*EXERCISE OBJECTIVE*.
Return only the number of lines in the entries below that hold the word "élève".

*DATA FOR PROCESSING*.

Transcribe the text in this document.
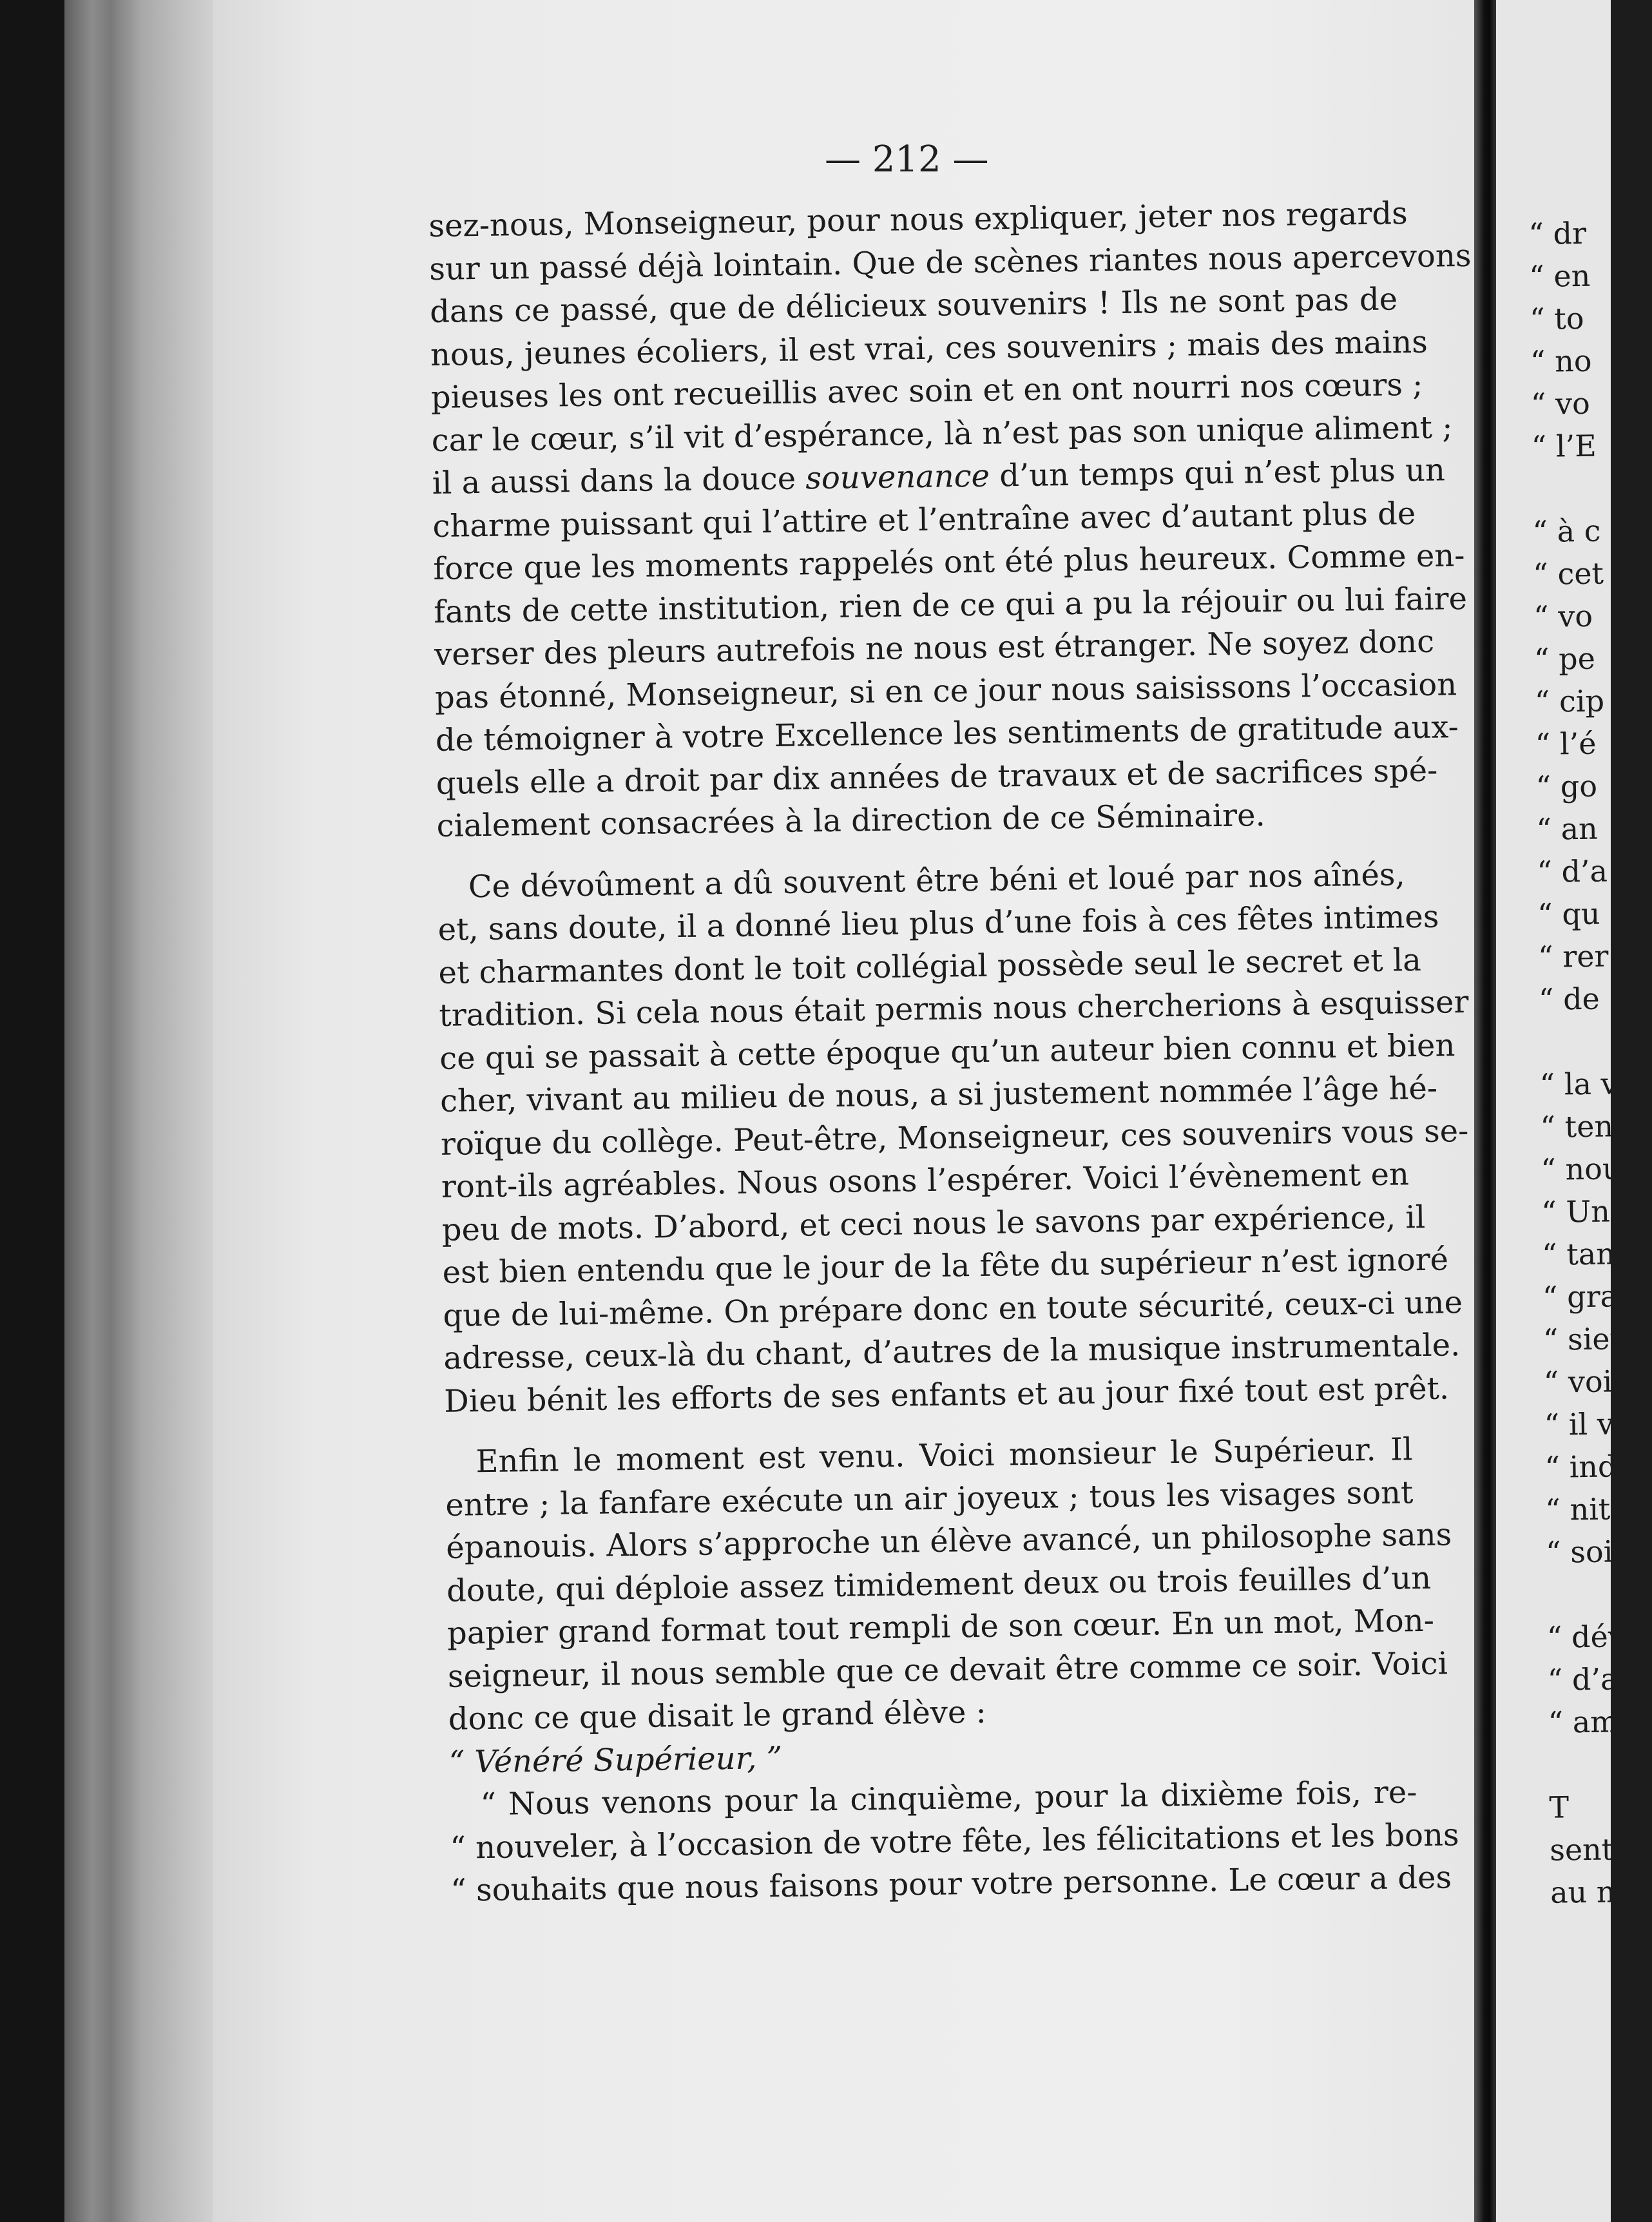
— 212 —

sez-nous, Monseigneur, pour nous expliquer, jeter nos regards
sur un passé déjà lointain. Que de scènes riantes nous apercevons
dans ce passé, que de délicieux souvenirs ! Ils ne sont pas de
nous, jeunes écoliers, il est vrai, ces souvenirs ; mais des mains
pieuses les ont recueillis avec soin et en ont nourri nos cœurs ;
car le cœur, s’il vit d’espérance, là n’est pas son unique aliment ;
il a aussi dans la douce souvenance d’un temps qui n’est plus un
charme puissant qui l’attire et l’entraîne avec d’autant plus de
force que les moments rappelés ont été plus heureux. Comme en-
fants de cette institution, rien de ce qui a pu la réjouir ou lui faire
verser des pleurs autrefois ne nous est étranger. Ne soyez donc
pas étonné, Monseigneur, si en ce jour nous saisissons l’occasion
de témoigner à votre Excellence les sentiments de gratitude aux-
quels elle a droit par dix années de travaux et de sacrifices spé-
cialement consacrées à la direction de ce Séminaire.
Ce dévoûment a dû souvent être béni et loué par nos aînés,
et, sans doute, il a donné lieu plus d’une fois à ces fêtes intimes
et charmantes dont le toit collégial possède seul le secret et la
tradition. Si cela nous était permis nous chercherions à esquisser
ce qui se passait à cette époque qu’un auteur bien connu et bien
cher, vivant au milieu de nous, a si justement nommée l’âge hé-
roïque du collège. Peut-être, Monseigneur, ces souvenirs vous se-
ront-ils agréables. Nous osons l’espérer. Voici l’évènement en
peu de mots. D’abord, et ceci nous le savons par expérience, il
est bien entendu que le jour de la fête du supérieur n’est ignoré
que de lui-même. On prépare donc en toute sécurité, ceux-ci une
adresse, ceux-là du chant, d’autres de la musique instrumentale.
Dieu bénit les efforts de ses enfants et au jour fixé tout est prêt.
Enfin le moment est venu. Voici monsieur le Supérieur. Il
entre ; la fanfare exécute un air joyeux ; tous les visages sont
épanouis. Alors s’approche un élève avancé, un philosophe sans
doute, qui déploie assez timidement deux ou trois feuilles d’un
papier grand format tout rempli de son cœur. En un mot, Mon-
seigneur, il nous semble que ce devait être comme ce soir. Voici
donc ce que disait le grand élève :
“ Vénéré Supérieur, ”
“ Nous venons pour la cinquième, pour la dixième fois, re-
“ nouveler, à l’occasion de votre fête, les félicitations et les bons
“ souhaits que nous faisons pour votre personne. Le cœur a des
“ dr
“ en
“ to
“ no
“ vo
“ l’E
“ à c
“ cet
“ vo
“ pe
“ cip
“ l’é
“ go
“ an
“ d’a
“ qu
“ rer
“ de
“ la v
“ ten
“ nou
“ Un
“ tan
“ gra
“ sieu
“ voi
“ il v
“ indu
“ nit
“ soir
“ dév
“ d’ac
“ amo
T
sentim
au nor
==
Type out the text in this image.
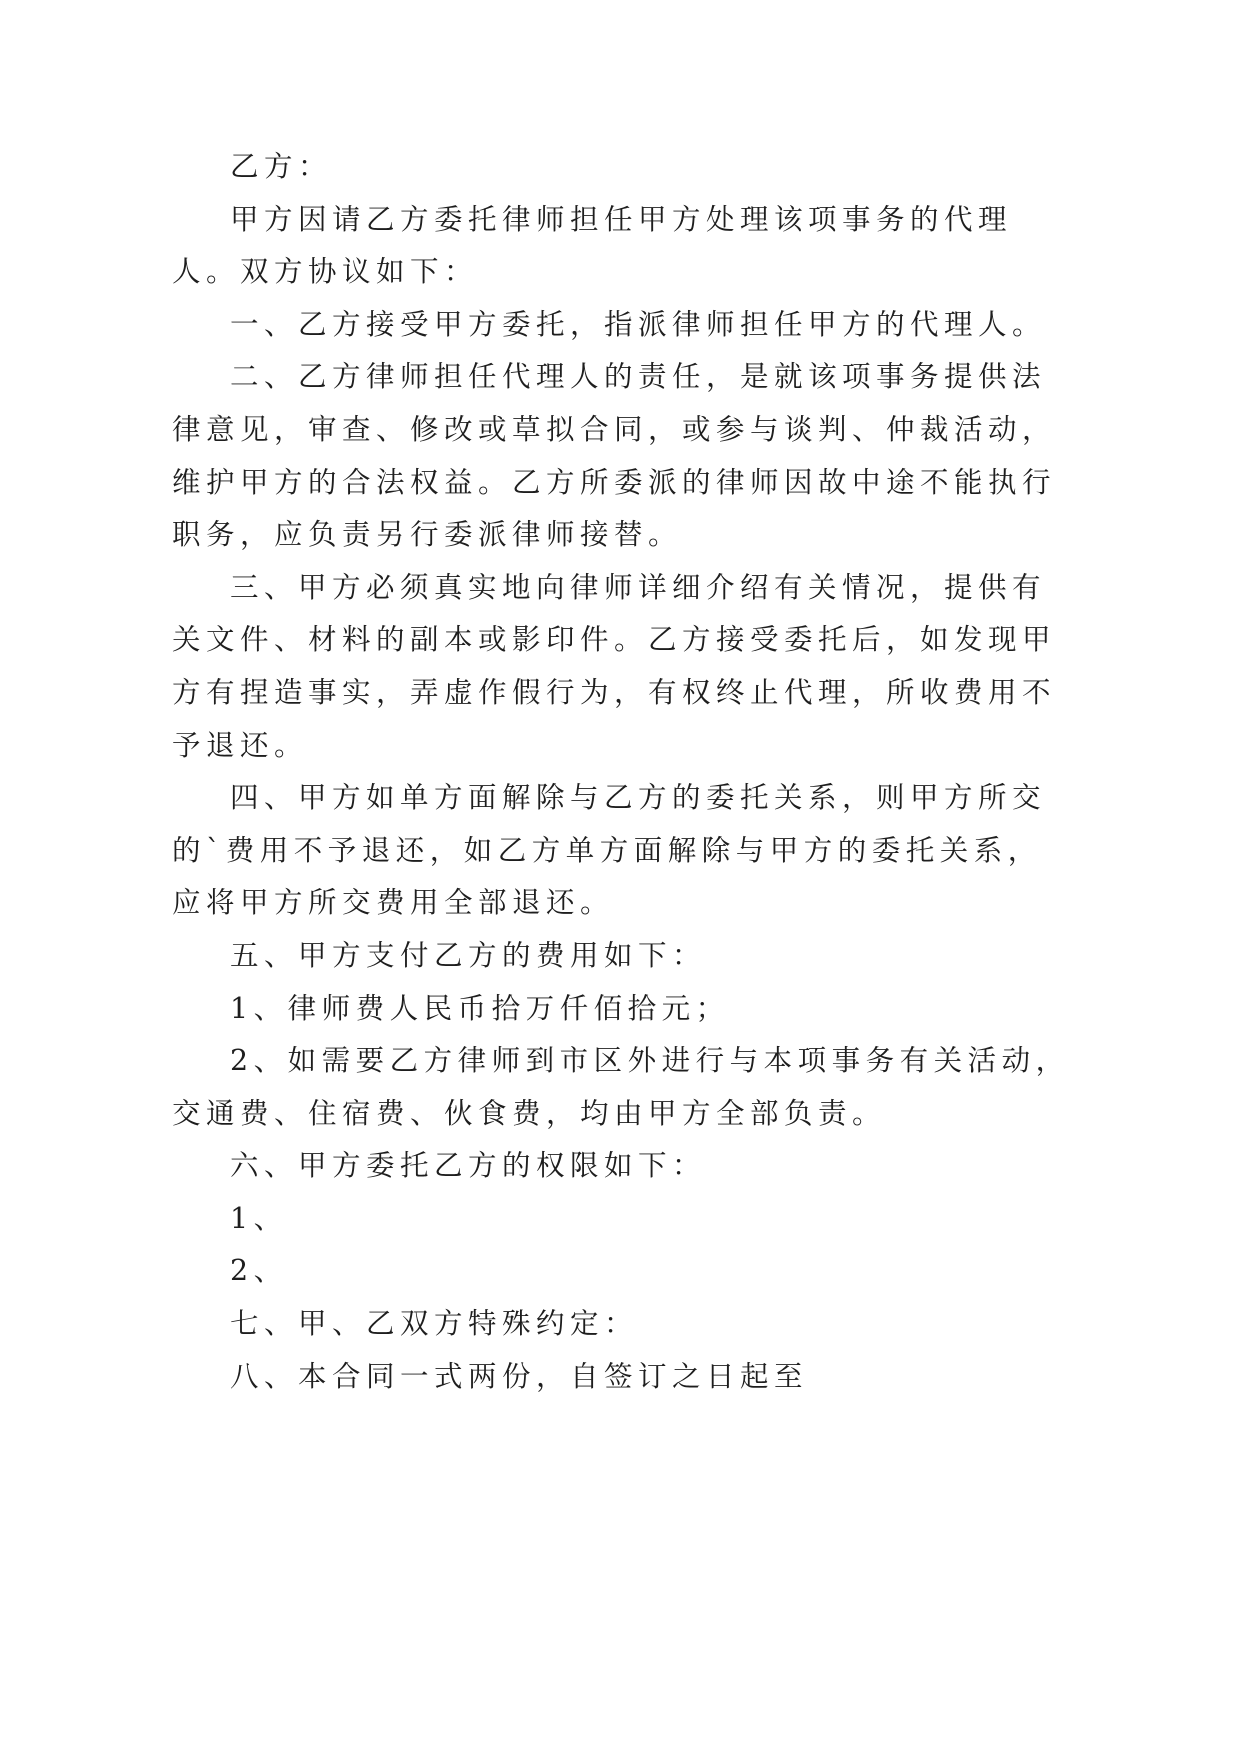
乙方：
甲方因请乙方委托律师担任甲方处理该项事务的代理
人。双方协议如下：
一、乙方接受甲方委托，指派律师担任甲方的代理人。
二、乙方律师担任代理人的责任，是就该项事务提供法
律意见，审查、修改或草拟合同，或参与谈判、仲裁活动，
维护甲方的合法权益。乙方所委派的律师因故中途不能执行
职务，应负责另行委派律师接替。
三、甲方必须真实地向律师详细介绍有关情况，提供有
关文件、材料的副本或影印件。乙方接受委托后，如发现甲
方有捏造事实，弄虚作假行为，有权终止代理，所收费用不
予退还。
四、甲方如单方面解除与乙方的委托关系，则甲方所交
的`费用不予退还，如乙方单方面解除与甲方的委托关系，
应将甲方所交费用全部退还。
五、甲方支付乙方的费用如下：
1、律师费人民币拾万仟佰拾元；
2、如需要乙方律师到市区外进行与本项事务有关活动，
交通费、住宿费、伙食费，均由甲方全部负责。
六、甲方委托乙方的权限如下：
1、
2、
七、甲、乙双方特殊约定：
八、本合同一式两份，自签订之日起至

*TASK SOLUTION*.
2